• **Work to do**:
Output the material below unchanged, apart from leaving out the pictures.

• **Available records**:
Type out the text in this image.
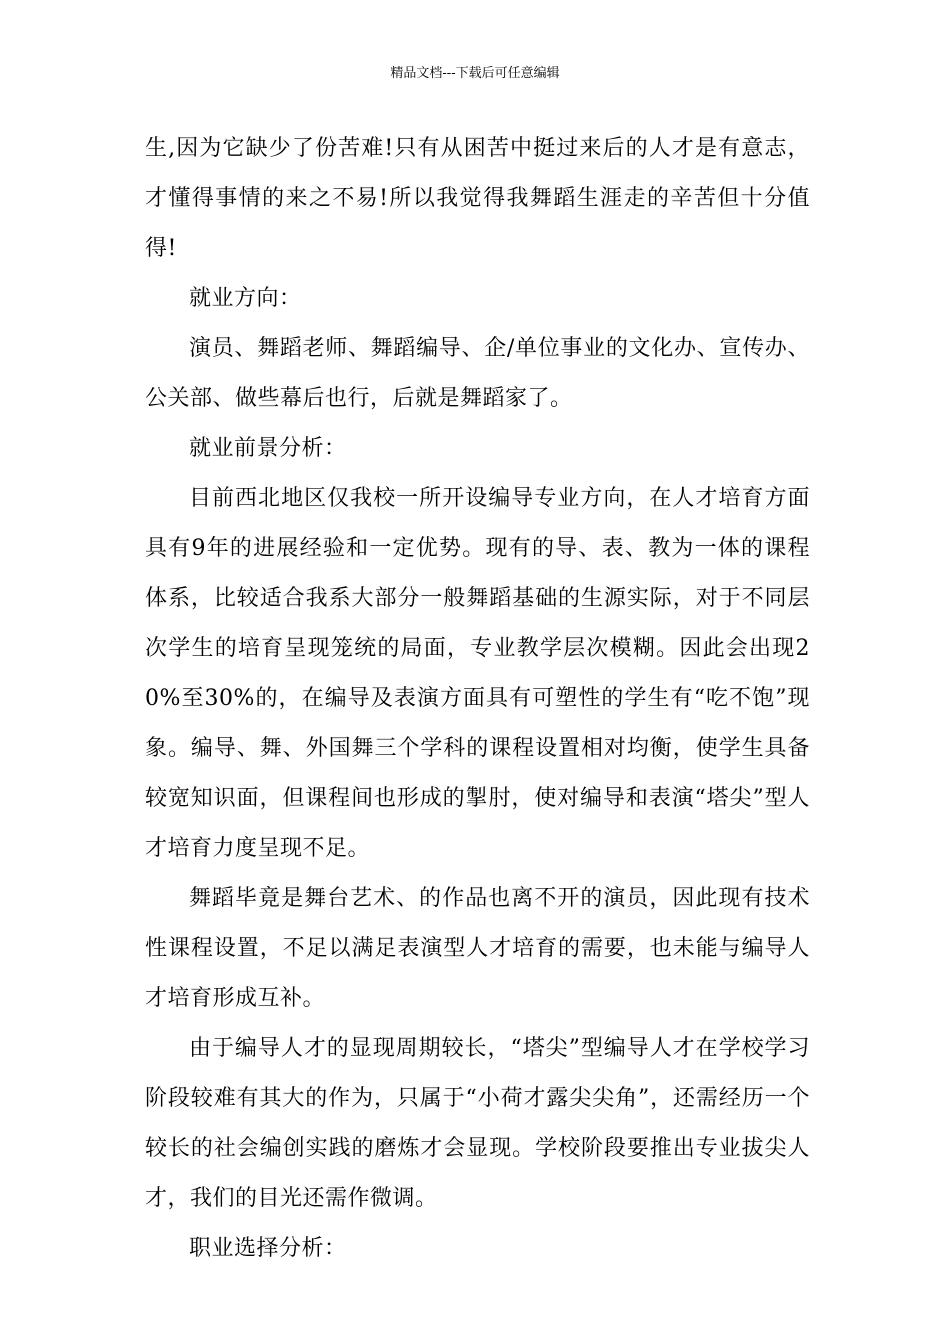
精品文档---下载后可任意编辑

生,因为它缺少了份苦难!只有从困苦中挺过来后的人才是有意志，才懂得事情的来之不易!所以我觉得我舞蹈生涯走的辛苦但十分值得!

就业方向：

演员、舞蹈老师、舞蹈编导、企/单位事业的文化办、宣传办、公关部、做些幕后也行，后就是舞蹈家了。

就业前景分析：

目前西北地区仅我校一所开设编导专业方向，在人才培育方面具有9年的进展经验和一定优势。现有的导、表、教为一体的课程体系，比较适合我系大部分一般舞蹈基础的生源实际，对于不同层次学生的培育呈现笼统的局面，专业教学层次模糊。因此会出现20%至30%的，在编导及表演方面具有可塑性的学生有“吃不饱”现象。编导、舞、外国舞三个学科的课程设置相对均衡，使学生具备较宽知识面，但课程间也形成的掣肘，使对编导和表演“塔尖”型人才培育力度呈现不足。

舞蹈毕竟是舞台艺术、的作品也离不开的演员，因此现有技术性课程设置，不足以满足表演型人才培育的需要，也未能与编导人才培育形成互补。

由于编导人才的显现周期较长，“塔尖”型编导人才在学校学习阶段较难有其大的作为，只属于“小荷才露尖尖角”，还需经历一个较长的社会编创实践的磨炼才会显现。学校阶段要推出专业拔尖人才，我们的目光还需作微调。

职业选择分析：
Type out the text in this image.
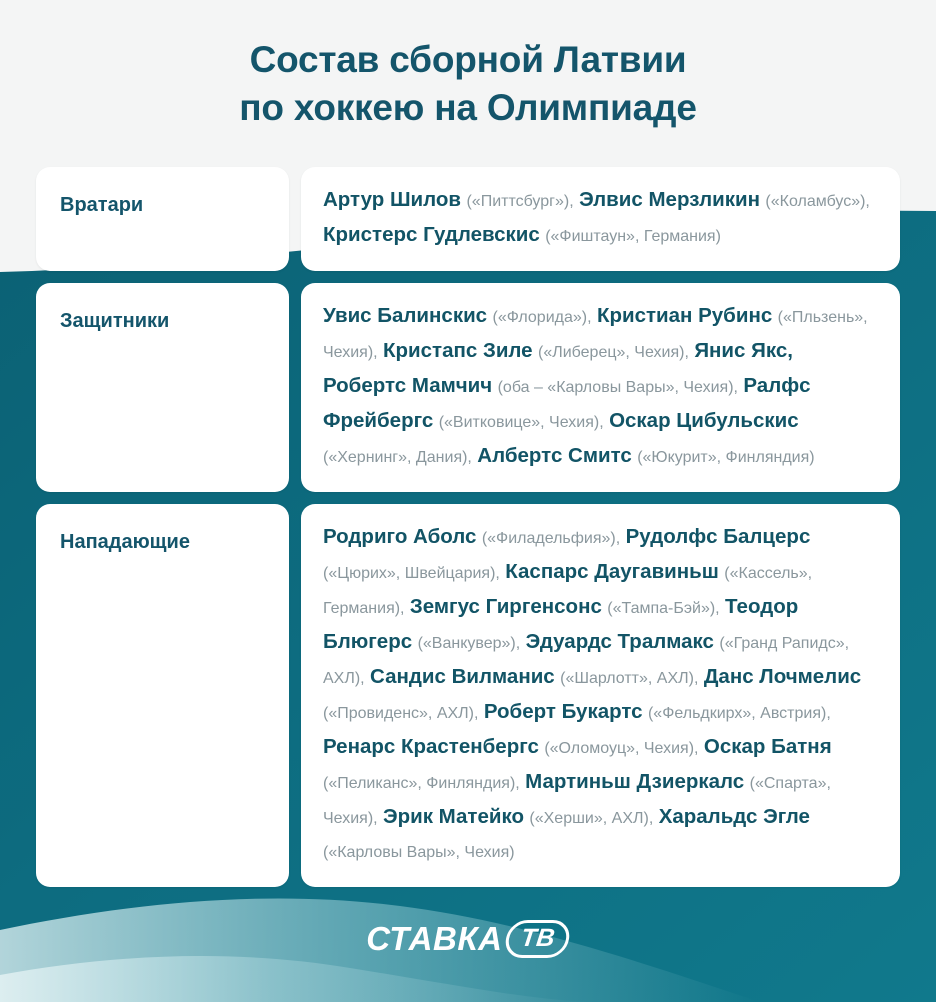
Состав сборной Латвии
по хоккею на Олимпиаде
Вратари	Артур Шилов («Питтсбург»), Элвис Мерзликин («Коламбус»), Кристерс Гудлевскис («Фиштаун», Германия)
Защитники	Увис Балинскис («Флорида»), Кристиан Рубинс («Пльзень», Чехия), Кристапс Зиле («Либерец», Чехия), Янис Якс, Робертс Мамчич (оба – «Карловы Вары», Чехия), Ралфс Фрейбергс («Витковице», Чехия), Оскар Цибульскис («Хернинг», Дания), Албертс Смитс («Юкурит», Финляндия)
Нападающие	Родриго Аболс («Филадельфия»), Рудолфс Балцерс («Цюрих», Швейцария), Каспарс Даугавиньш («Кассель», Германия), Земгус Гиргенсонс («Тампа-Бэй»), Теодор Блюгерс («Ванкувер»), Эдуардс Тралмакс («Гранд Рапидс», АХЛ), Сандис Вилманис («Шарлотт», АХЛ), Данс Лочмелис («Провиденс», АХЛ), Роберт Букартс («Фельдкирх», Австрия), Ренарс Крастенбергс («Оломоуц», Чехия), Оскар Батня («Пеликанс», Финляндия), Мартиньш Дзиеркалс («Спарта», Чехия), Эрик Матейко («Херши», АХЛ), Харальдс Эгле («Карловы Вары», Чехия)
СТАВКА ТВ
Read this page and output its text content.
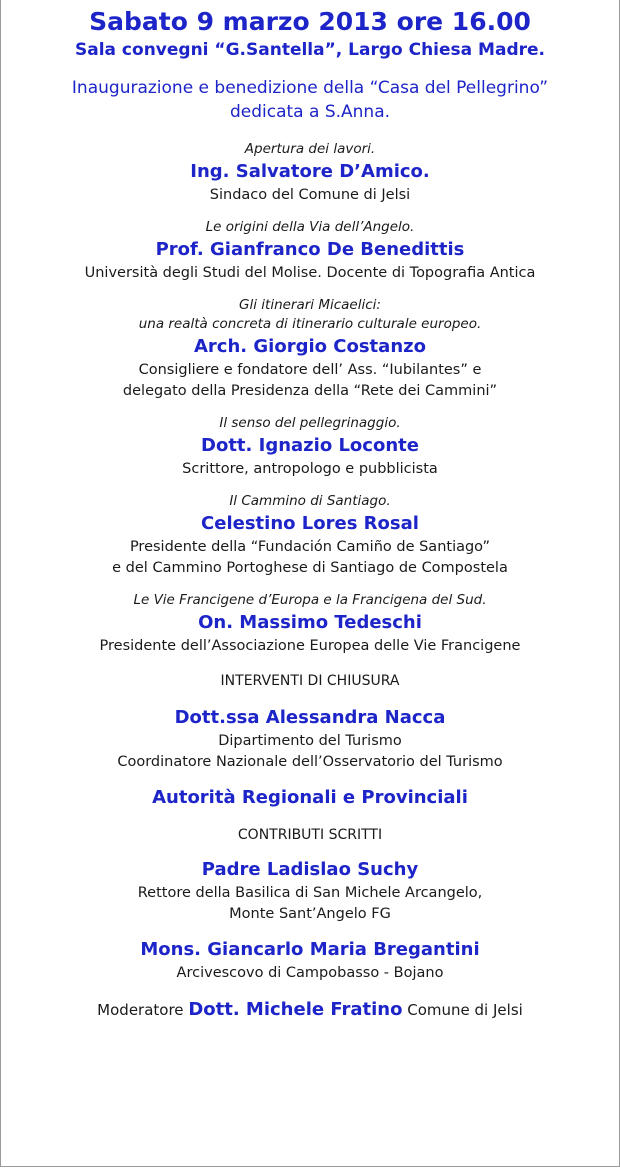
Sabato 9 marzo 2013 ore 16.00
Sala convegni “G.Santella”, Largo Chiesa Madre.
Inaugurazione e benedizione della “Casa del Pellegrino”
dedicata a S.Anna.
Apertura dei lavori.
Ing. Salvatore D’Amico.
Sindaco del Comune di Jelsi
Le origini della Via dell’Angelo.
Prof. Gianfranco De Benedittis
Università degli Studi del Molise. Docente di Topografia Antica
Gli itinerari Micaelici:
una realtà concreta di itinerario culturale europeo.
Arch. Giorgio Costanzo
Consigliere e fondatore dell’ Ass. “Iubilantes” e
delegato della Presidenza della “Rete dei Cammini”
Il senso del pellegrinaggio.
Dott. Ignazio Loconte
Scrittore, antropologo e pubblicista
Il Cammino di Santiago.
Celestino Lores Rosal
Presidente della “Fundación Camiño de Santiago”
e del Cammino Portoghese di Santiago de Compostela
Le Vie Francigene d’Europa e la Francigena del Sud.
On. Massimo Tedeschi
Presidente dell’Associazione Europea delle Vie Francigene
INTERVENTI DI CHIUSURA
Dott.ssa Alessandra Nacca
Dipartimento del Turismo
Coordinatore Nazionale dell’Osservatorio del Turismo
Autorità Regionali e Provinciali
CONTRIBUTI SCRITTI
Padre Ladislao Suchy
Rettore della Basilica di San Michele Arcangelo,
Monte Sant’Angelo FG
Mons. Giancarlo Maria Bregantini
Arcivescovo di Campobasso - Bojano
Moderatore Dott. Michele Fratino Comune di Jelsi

• **Result**:
Type out the text in this image.
精品文档---下载后可任意编辑

生,因为它缺少了份苦难!只有从困苦中挺过来后的人才是有意志，才懂得事情的来之不易!所以我觉得我舞蹈生涯走的辛苦但十分值得!

就业方向：

演员、舞蹈老师、舞蹈编导、企/单位事业的文化办、宣传办、公关部、做些幕后也行，后就是舞蹈家了。

就业前景分析：

目前西北地区仅我校一所开设编导专业方向，在人才培育方面具有9年的进展经验和一定优势。现有的导、表、教为一体的课程体系，比较适合我系大部分一般舞蹈基础的生源实际，对于不同层次学生的培育呈现笼统的局面，专业教学层次模糊。因此会出现20%至30%的，在编导及表演方面具有可塑性的学生有“吃不饱”现象。编导、舞、外国舞三个学科的课程设置相对均衡，使学生具备较宽知识面，但课程间也形成的掣肘，使对编导和表演“塔尖”型人才培育力度呈现不足。

舞蹈毕竟是舞台艺术、的作品也离不开的演员，因此现有技术性课程设置，不足以满足表演型人才培育的需要，也未能与编导人才培育形成互补。

由于编导人才的显现周期较长，“塔尖”型编导人才在学校学习阶段较难有其大的作为，只属于“小荷才露尖尖角”，还需经历一个较长的社会编创实践的磨炼才会显现。学校阶段要推出专业拔尖人才，我们的目光还需作微调。

职业选择分析：
Type out the text in this image.
Состав сборной Латвии
по хоккею на Олимпиаде
Вратари	Артур Шилов («Питтсбург»), Элвис Мерзликин («Коламбус»), Кристерс Гудлевскис («Фиштаун», Германия)
Защитники	Увис Балинскис («Флорида»), Кристиан Рубинс («Пльзень», Чехия), Кристапс Зиле («Либерец», Чехия), Янис Якс, Робертс Мамчич (оба – «Карловы Вары», Чехия), Ралфс Фрейбергс («Витковице», Чехия), Оскар Цибульскис («Хернинг», Дания), Албертс Смитс («Юкурит», Финляндия)
Нападающие	Родриго Аболс («Филадельфия»), Рудолфс Балцерс («Цюрих», Швейцария), Каспарс Даугавиньш («Кассель», Германия), Земгус Гиргенсонс («Тампа-Бэй»), Теодор Блюгерс («Ванкувер»), Эдуардс Тралмакс («Гранд Рапидс», АХЛ), Сандис Вилманис («Шарлотт», АХЛ), Данс Лочмелис («Провиденс», АХЛ), Роберт Букартс («Фельдкирх», Австрия), Ренарс Крастенбергс («Оломоуц», Чехия), Оскар Батня («Пеликанс», Финляндия), Мартиньш Дзиеркалс («Спарта», Чехия), Эрик Матейко («Херши», АХЛ), Харальдс Эгле («Карловы Вары», Чехия)
СТАВКА ТВ
Read this page and output its text content.
Sabato 9 marzo 2013 ore 16.00
Sala convegni “G.Santella”, Largo Chiesa Madre.
Inaugurazione e benedizione della “Casa del Pellegrino”
dedicata a S.Anna.
Apertura dei lavori.
Ing. Salvatore D’Amico.
Sindaco del Comune di Jelsi
Le origini della Via dell’Angelo.
Prof. Gianfranco De Benedittis
Università degli Studi del Molise. Docente di Topografia Antica
Gli itinerari Micaelici:
una realtà concreta di itinerario culturale europeo.
Arch. Giorgio Costanzo
Consigliere e fondatore dell’ Ass. “Iubilantes” e
delegato della Presidenza della “Rete dei Cammini”
Il senso del pellegrinaggio.
Dott. Ignazio Loconte
Scrittore, antropologo e pubblicista
Il Cammino di Santiago.
Celestino Lores Rosal
Presidente della “Fundación Camiño de Santiago”
e del Cammino Portoghese di Santiago de Compostela
Le Vie Francigene d’Europa e la Francigena del Sud.
On. Massimo Tedeschi
Presidente dell’Associazione Europea delle Vie Francigene
INTERVENTI DI CHIUSURA
Dott.ssa Alessandra Nacca
Dipartimento del Turismo
Coordinatore Nazionale dell’Osservatorio del Turismo
Autorità Regionali e Provinciali
CONTRIBUTI SCRITTI
Padre Ladislao Suchy
Rettore della Basilica di San Michele Arcangelo,
Monte Sant’Angelo FG
Mons. Giancarlo Maria Bregantini
Arcivescovo di Campobasso - Bojano
Moderatore Dott. Michele Fratino Comune di Jelsi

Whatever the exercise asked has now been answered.